* _PROBLEM REQUIREMENTS_
All of the data below must be repeated exactly.
····················
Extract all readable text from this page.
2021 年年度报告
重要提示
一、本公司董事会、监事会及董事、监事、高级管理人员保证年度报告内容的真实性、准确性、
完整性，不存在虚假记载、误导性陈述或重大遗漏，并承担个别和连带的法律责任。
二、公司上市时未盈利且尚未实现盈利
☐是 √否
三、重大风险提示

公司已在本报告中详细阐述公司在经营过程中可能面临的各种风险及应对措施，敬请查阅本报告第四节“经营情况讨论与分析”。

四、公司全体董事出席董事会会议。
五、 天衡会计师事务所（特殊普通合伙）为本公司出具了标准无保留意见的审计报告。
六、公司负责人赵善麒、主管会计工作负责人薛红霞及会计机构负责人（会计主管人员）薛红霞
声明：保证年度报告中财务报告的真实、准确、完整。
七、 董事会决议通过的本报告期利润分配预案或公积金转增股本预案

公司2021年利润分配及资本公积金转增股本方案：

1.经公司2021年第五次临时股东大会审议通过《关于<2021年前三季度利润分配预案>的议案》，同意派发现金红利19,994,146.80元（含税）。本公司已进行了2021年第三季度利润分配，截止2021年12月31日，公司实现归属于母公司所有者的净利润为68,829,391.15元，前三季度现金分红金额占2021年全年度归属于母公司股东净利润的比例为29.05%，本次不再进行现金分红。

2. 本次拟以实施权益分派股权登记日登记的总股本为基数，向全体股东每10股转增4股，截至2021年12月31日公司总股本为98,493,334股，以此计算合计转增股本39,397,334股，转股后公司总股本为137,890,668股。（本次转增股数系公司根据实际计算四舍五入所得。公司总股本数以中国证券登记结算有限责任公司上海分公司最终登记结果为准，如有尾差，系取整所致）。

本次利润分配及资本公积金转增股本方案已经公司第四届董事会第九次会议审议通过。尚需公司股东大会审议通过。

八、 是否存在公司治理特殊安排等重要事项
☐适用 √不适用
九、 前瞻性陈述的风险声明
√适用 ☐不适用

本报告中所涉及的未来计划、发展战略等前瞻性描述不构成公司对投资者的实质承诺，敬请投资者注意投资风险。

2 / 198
····················
* _EXERCISE OUTPUT_
Extract all readable text from this page.
2021 年年度报告
重要提示
一、本公司董事会、监事会及董事、监事、高级管理人员保证年度报告内容的真实性、准确性、
完整性，不存在虚假记载、误导性陈述或重大遗漏，并承担个别和连带的法律责任。
二、公司上市时未盈利且尚未实现盈利
☐是 √否
三、重大风险提示

公司已在本报告中详细阐述公司在经营过程中可能面临的各种风险及应对措施，敬请查阅本报告第四节“经营情况讨论与分析”。

四、公司全体董事出席董事会会议。
五、 天衡会计师事务所（特殊普通合伙）为本公司出具了标准无保留意见的审计报告。
六、公司负责人赵善麒、主管会计工作负责人薛红霞及会计机构负责人（会计主管人员）薛红霞
声明：保证年度报告中财务报告的真实、准确、完整。
七、 董事会决议通过的本报告期利润分配预案或公积金转增股本预案

公司2021年利润分配及资本公积金转增股本方案：

1.经公司2021年第五次临时股东大会审议通过《关于<2021年前三季度利润分配预案>的议案》，同意派发现金红利19,994,146.80元（含税）。本公司已进行了2021年第三季度利润分配，截止2021年12月31日，公司实现归属于母公司所有者的净利润为68,829,391.15元，前三季度现金分红金额占2021年全年度归属于母公司股东净利润的比例为29.05%，本次不再进行现金分红。

2. 本次拟以实施权益分派股权登记日登记的总股本为基数，向全体股东每10股转增4股，截至2021年12月31日公司总股本为98,493,334股，以此计算合计转增股本39,397,334股，转股后公司总股本为137,890,668股。（本次转增股数系公司根据实际计算四舍五入所得。公司总股本数以中国证券登记结算有限责任公司上海分公司最终登记结果为准，如有尾差，系取整所致）。

本次利润分配及资本公积金转增股本方案已经公司第四届董事会第九次会议审议通过。尚需公司股东大会审议通过。

八、 是否存在公司治理特殊安排等重要事项
☐适用 √不适用
九、 前瞻性陈述的风险声明
√适用 ☐不适用

本报告中所涉及的未来计划、发展战略等前瞻性描述不构成公司对投资者的实质承诺，敬请投资者注意投资风险。

2 / 198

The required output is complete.